═════ Dataset records ═════

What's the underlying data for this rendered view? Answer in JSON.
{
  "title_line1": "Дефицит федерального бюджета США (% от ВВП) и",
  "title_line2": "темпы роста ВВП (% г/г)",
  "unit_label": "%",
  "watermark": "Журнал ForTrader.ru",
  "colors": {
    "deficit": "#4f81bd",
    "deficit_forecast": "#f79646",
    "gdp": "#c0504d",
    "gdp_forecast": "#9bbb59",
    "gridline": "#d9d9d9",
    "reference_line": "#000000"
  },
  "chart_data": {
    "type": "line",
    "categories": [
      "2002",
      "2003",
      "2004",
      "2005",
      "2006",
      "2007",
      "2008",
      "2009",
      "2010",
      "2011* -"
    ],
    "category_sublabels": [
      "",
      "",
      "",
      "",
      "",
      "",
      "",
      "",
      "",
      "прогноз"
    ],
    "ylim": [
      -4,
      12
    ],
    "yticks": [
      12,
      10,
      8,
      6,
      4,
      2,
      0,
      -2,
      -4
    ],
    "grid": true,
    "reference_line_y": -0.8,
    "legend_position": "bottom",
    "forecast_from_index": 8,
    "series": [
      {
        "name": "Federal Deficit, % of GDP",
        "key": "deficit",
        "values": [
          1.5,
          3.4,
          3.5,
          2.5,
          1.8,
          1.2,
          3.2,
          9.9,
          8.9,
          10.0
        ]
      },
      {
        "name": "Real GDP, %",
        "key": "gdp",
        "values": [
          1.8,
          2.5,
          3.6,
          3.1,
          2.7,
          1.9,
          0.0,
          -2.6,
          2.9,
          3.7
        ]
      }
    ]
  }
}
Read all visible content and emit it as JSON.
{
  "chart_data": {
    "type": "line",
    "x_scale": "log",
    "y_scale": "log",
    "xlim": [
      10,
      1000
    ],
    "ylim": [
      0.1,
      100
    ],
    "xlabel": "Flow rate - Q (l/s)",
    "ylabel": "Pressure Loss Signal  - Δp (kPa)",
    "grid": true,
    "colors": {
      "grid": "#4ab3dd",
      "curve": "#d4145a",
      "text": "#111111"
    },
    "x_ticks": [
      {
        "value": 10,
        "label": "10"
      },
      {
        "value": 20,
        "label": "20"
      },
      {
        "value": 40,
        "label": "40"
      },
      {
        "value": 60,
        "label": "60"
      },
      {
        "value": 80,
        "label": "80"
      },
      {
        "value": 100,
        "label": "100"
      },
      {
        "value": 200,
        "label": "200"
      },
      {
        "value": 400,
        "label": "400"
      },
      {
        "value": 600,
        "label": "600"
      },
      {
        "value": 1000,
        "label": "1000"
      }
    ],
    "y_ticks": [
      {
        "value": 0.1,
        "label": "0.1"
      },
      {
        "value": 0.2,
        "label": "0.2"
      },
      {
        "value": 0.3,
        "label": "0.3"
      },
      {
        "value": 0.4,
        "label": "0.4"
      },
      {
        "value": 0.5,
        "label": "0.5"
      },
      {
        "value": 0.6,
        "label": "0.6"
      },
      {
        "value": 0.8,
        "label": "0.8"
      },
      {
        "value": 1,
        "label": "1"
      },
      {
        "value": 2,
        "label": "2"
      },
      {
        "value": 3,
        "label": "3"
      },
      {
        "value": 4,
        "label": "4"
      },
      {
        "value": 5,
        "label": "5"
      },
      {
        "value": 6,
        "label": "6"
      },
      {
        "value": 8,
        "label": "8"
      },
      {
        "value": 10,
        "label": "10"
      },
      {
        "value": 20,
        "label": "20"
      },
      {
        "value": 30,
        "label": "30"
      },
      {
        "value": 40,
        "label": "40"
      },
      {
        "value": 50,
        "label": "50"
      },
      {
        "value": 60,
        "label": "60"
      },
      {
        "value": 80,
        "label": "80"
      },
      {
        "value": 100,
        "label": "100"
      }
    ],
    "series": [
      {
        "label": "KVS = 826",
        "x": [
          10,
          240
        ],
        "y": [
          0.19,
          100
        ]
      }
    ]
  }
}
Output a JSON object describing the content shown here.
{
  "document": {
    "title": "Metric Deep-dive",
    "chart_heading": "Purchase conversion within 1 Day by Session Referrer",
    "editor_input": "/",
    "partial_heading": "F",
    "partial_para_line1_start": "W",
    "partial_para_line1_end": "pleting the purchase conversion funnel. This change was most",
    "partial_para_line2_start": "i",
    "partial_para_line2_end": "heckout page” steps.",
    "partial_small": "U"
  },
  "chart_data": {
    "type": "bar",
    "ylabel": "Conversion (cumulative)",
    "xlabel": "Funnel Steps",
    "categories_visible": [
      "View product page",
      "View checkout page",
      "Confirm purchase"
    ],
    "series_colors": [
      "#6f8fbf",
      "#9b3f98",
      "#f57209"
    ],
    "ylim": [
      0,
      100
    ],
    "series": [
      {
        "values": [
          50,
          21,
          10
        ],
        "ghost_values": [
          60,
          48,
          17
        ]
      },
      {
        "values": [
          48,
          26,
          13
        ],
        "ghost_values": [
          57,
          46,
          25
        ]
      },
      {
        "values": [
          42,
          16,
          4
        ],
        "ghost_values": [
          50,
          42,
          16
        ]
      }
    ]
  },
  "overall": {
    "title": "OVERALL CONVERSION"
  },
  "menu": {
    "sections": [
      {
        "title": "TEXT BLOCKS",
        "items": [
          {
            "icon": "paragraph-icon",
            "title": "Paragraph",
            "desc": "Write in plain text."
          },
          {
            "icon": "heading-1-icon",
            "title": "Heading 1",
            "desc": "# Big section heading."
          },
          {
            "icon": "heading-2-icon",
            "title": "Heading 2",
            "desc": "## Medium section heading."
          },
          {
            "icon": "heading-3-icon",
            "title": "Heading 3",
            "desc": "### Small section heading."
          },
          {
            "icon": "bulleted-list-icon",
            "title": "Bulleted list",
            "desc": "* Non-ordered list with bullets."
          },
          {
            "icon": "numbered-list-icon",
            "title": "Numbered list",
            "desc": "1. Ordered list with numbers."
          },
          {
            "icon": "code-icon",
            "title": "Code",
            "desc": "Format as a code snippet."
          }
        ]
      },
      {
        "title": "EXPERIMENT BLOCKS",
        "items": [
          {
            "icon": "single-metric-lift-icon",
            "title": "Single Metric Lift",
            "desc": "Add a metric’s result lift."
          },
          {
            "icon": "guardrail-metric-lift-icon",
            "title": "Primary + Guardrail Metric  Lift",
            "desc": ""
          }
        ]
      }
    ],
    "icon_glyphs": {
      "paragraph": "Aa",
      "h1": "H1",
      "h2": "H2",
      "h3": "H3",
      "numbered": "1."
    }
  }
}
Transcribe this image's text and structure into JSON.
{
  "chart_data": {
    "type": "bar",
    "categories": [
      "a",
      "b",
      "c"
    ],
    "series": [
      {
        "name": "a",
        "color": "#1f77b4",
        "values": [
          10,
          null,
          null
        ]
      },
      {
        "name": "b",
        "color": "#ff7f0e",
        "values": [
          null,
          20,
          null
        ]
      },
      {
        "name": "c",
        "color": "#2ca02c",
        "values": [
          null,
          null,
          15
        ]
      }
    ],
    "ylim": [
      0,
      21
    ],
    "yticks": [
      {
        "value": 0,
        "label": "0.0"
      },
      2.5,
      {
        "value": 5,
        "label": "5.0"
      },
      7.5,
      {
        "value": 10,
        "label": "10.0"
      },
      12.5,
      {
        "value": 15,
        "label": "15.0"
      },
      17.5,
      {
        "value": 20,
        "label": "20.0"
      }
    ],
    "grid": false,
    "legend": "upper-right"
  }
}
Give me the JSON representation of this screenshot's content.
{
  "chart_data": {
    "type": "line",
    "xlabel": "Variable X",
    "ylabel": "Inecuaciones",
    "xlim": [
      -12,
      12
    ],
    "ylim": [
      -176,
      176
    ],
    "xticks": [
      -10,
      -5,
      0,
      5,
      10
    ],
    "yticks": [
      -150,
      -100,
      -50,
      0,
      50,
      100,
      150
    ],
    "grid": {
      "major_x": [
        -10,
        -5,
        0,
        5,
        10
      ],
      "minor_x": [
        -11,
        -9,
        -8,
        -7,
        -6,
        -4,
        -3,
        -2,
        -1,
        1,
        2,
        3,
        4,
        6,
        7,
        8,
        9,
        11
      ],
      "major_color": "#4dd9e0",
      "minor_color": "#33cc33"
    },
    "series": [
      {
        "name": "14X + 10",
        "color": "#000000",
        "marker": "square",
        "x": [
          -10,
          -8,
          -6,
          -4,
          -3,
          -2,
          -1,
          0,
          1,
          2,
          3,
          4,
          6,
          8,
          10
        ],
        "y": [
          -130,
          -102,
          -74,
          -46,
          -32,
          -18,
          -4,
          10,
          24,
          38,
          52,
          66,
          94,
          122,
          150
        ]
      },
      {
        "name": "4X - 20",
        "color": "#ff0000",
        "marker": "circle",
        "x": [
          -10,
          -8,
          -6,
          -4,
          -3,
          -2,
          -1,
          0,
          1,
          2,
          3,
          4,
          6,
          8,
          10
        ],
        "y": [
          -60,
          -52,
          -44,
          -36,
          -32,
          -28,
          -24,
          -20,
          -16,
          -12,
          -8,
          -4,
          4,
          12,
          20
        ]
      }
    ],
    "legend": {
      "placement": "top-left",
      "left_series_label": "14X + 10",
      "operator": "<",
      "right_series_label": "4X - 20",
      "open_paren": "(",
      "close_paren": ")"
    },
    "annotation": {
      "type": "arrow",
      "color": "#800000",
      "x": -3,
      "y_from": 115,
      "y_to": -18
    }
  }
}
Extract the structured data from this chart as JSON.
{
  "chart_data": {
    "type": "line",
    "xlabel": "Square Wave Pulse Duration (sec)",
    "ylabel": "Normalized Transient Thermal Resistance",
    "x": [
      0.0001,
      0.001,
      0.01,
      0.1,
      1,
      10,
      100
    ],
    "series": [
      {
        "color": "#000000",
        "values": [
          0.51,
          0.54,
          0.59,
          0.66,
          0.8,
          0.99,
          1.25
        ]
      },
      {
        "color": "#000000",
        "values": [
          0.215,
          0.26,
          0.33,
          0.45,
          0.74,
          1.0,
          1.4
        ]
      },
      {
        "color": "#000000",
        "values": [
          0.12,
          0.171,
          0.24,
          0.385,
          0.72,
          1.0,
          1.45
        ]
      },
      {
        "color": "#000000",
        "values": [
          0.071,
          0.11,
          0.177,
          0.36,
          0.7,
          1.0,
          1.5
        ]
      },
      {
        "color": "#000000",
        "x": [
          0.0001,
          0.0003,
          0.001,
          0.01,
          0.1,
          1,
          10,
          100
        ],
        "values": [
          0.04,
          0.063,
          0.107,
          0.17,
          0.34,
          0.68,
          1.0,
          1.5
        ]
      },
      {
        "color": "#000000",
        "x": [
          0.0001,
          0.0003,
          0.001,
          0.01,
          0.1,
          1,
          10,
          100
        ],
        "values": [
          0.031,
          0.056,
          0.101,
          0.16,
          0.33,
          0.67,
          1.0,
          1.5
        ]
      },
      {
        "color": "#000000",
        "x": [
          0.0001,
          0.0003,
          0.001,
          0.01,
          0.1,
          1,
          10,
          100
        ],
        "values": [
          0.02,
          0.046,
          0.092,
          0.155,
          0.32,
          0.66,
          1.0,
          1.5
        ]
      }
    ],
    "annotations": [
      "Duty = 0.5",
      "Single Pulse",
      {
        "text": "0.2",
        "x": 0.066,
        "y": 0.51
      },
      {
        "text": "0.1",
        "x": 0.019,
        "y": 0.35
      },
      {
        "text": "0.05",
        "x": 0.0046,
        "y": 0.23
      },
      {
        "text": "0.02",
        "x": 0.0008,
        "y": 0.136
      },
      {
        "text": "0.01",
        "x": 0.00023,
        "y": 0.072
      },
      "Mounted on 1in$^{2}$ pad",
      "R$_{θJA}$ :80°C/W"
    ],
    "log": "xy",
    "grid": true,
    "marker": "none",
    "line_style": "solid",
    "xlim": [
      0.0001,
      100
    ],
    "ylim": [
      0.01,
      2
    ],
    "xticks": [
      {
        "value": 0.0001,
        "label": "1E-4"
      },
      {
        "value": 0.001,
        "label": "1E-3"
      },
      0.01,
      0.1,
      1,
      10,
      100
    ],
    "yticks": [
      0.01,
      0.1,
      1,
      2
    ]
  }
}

═════

= Instructions for the task =
Report the count of lines in the entries that contain the string "content", and nothing besides it.

= Output for this exercise =
3